__CHALLENGE__.
Render every line of the listing below as a Markdown table with the columns "Row" and "Line," numbering the rows and skipping blank lines. Omit the pictures from the table.

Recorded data
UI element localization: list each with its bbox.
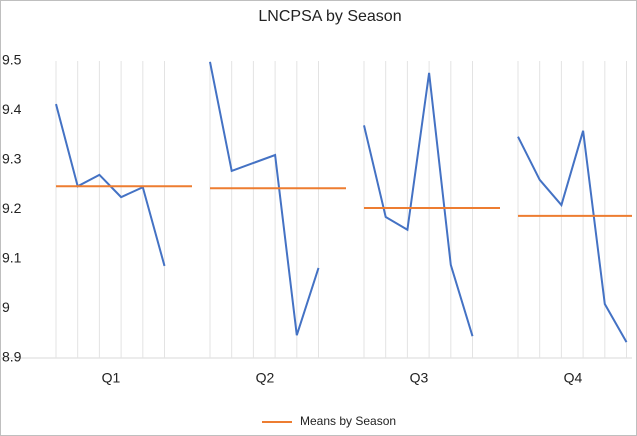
legend-label: Means by Season: [300, 414, 396, 428]
y-tick-label: 8.9: [2, 349, 22, 365]
x-tick-label: Q1: [102, 370, 121, 386]
plot-area: [0, 61, 632, 359]
x-tick-label: Q3: [410, 370, 429, 386]
y-tick-label: 9.5: [2, 52, 22, 68]
y-tick-label: 9.1: [2, 250, 22, 266]
y-tick-label: 9.3: [2, 151, 22, 167]
y-tick-label: 9.4: [2, 101, 22, 117]
y-tick-label: 9.2: [2, 200, 22, 216]
season-line: [517, 130, 628, 343]
season-line: [209, 61, 320, 336]
x-tick-label: Q2: [256, 370, 275, 386]
x-tick-label: Q4: [564, 370, 583, 386]
chart-title: LNCPSA by Season: [258, 8, 401, 25]
season-line: [363, 72, 474, 337]
y-tick-label: 9: [2, 299, 10, 315]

__CORRECT OUTPUT__.
| Row | Line |
|---|---|
| 1 | UI element localization: list each with its bbox. |
| 2 | legend-label: Means by Season: [300, 414, 396, 428] |
| 3 | y-tick-label: 8.9: [2, 349, 22, 365] |
| 4 | x-tick-label: Q1: [102, 370, 121, 386] |
| 5 | plot-area: [0, 61, 632, 359] |
| 6 | x-tick-label: Q3: [410, 370, 429, 386] |
| 7 | y-tick-label: 9.5: [2, 52, 22, 68] |
| 8 | y-tick-label: 9.1: [2, 250, 22, 266] |
| 9 | y-tick-label: 9.3: [2, 151, 22, 167] |
| 10 | y-tick-label: 9.4: [2, 101, 22, 117] |
| 11 | y-tick-label: 9.2: [2, 200, 22, 216] |
| 12 | season-line: [517, 130, 628, 343] |
| 13 | season-line: [209, 61, 320, 336] |
| 14 | x-tick-label: Q2: [256, 370, 275, 386] |
| 15 | x-tick-label: Q4: [564, 370, 583, 386] |
| 16 | chart-title: LNCPSA by Season: [258, 8, 401, 25] |
| 17 | season-line: [363, 72, 474, 337] |
| 18 | y-tick-label: 9: [2, 299, 10, 315] |